(Extracted data entries)
--- --- ---

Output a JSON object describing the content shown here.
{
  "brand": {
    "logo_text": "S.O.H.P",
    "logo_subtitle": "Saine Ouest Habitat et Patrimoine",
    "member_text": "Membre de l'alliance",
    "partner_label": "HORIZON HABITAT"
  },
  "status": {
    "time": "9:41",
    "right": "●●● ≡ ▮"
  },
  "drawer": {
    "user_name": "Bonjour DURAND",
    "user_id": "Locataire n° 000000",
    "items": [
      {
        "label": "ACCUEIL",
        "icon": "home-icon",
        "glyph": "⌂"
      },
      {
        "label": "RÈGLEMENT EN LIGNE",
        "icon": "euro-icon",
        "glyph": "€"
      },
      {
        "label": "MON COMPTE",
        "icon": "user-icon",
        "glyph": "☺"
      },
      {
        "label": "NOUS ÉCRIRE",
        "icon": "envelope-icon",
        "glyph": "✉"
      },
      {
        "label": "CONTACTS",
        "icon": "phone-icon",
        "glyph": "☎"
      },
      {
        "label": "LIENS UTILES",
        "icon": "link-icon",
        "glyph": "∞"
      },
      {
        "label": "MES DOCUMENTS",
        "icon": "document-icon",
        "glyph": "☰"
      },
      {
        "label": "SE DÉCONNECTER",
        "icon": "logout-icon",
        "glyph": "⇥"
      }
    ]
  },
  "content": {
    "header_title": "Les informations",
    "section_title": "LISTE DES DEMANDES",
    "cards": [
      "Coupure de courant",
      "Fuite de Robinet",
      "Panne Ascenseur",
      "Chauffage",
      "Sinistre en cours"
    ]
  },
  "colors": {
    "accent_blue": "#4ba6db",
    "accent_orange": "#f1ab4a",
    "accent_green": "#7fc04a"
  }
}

--- --- ---

• **Set exercise**: Restate the data above word for word, please.

• **Reply to the task**:
Output a JSON object describing the content shown here.
{
  "brand": {
    "logo_text": "S.O.H.P",
    "logo_subtitle": "Saine Ouest Habitat et Patrimoine",
    "member_text": "Membre de l'alliance",
    "partner_label": "HORIZON HABITAT"
  },
  "status": {
    "time": "9:41",
    "right": "●●● ≡ ▮"
  },
  "drawer": {
    "user_name": "Bonjour DURAND",
    "user_id": "Locataire n° 000000",
    "items": [
      {
        "label": "ACCUEIL",
        "icon": "home-icon",
        "glyph": "⌂"
      },
      {
        "label": "RÈGLEMENT EN LIGNE",
        "icon": "euro-icon",
        "glyph": "€"
      },
      {
        "label": "MON COMPTE",
        "icon": "user-icon",
        "glyph": "☺"
      },
      {
        "label": "NOUS ÉCRIRE",
        "icon": "envelope-icon",
        "glyph": "✉"
      },
      {
        "label": "CONTACTS",
        "icon": "phone-icon",
        "glyph": "☎"
      },
      {
        "label": "LIENS UTILES",
        "icon": "link-icon",
        "glyph": "∞"
      },
      {
        "label": "MES DOCUMENTS",
        "icon": "document-icon",
        "glyph": "☰"
      },
      {
        "label": "SE DÉCONNECTER",
        "icon": "logout-icon",
        "glyph": "⇥"
      }
    ]
  },
  "content": {
    "header_title": "Les informations",
    "section_title": "LISTE DES DEMANDES",
    "cards": [
      "Coupure de courant",
      "Fuite de Robinet",
      "Panne Ascenseur",
      "Chauffage",
      "Sinistre en cours"
    ]
  },
  "colors": {
    "accent_blue": "#4ba6db",
    "accent_orange": "#f1ab4a",
    "accent_green": "#7fc04a"
  }
}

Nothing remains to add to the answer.